**Given exercise:** Every line below that includes "Index" counts toward the total. Report that total alone.
-- begin Given entries --
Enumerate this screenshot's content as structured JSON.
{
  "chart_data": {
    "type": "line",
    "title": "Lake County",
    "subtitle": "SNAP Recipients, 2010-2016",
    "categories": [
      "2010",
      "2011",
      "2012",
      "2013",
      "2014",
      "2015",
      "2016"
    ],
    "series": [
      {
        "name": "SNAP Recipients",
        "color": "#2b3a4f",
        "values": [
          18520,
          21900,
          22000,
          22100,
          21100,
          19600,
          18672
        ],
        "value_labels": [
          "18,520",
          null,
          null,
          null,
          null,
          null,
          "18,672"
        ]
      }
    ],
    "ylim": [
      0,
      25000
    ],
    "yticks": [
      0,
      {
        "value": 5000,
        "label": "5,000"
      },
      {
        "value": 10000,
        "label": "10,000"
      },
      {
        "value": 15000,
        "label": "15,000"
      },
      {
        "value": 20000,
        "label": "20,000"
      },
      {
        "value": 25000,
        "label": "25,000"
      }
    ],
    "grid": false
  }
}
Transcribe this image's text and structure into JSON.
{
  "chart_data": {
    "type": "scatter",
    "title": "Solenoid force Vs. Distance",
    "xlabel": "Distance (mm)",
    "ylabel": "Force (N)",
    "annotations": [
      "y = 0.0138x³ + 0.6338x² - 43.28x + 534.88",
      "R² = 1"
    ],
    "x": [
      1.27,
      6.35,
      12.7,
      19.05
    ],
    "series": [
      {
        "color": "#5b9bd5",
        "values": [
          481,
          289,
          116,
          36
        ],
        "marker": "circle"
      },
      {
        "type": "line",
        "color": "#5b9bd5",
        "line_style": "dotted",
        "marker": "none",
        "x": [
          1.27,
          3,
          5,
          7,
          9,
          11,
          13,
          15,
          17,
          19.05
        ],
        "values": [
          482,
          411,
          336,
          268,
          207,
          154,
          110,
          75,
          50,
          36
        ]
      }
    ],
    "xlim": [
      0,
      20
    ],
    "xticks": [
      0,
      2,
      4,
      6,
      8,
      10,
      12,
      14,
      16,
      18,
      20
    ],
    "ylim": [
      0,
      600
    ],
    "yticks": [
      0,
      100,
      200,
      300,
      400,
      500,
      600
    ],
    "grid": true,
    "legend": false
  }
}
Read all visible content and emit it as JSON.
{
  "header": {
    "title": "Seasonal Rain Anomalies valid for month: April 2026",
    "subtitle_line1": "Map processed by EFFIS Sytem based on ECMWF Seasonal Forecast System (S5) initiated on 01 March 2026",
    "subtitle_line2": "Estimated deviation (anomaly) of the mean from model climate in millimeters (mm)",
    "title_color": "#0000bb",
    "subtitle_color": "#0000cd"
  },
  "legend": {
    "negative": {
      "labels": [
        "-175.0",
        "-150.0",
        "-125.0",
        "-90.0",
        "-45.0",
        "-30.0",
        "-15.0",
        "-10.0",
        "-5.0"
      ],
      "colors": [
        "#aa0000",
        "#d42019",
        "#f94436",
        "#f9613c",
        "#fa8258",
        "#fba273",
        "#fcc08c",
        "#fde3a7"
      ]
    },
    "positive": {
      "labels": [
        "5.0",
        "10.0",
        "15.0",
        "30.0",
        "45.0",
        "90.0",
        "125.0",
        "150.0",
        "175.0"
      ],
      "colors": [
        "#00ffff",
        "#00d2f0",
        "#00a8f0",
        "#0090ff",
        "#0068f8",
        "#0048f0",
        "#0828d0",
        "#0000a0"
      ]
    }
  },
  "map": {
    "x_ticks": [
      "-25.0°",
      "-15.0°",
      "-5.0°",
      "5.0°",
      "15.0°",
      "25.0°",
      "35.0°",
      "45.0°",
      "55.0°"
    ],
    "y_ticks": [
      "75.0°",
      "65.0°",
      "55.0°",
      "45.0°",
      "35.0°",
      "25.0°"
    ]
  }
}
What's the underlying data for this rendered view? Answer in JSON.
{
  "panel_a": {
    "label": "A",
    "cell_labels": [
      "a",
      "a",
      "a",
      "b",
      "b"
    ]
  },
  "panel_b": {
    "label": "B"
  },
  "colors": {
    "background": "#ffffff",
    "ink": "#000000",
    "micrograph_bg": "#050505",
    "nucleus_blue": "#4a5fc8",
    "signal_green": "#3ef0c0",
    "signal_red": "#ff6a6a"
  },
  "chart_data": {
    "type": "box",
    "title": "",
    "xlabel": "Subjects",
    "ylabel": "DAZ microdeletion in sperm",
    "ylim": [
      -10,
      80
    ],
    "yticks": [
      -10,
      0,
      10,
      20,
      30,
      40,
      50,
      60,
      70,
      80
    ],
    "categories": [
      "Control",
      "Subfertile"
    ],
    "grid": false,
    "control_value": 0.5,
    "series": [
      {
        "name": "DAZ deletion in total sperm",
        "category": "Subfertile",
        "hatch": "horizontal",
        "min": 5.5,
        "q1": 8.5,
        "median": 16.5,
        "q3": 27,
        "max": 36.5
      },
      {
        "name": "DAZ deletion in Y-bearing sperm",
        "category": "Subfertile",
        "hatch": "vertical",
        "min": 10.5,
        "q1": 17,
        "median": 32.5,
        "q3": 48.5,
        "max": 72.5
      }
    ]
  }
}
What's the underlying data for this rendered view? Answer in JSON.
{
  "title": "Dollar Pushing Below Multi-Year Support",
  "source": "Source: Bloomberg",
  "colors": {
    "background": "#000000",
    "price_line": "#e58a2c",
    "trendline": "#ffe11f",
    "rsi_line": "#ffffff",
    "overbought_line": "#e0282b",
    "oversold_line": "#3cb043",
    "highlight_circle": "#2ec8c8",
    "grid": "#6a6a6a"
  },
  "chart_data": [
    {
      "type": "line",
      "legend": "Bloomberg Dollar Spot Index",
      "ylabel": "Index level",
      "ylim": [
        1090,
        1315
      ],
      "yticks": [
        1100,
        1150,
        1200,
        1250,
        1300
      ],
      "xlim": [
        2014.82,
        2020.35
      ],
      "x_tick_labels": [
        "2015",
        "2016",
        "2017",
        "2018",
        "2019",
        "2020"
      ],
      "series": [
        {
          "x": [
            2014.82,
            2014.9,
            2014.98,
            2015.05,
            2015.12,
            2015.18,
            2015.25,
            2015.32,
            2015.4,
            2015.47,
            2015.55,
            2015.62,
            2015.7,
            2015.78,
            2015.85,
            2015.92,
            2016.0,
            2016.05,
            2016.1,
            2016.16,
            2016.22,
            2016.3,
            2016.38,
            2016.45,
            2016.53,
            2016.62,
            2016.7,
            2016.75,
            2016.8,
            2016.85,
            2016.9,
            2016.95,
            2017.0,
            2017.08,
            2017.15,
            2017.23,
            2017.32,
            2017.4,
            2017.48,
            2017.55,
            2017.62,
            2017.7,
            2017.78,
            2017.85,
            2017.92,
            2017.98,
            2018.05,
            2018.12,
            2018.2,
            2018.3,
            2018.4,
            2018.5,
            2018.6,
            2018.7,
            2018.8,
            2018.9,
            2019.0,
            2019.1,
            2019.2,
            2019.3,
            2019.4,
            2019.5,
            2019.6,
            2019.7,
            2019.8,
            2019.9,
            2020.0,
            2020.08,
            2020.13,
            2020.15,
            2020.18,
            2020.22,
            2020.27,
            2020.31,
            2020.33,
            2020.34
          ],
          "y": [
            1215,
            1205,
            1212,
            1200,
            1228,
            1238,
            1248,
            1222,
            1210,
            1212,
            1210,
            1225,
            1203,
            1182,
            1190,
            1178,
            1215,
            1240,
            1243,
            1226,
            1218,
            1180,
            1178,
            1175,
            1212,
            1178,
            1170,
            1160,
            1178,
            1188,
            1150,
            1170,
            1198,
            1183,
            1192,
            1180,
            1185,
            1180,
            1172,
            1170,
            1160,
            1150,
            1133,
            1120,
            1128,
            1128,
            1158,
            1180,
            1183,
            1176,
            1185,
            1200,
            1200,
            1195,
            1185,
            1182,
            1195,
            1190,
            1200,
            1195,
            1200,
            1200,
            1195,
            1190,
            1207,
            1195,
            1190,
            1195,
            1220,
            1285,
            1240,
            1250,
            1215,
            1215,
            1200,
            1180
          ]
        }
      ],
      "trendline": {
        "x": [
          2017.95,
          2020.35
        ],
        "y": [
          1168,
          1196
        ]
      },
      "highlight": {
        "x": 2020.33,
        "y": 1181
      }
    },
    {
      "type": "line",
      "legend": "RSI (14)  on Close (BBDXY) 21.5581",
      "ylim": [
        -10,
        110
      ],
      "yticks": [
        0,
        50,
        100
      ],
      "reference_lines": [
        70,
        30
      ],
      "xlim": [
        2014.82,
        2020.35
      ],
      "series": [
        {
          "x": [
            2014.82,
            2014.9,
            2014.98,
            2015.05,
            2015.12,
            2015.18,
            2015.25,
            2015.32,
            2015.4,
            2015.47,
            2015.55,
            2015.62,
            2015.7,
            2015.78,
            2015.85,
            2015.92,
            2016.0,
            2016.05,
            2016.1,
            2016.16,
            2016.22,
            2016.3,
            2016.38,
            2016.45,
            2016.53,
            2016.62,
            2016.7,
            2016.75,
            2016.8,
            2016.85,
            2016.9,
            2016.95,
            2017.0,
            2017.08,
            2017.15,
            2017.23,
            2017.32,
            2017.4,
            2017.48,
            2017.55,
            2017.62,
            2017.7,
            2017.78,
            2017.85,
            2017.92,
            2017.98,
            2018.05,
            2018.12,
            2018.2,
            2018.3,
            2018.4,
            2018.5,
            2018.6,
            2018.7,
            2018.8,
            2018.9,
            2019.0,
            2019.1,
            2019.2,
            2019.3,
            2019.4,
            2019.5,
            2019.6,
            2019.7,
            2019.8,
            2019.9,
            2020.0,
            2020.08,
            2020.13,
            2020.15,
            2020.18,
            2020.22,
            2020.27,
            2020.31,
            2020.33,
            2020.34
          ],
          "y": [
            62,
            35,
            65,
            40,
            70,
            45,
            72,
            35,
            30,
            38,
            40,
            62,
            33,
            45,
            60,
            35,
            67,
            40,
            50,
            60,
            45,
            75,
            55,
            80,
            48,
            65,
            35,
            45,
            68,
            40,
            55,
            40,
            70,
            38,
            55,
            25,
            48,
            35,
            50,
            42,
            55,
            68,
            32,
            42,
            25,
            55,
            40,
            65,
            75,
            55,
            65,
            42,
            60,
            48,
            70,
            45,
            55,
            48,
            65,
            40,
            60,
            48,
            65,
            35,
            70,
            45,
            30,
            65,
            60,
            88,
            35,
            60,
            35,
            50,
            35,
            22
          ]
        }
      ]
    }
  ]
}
-- end Given entries --
**The result:** 2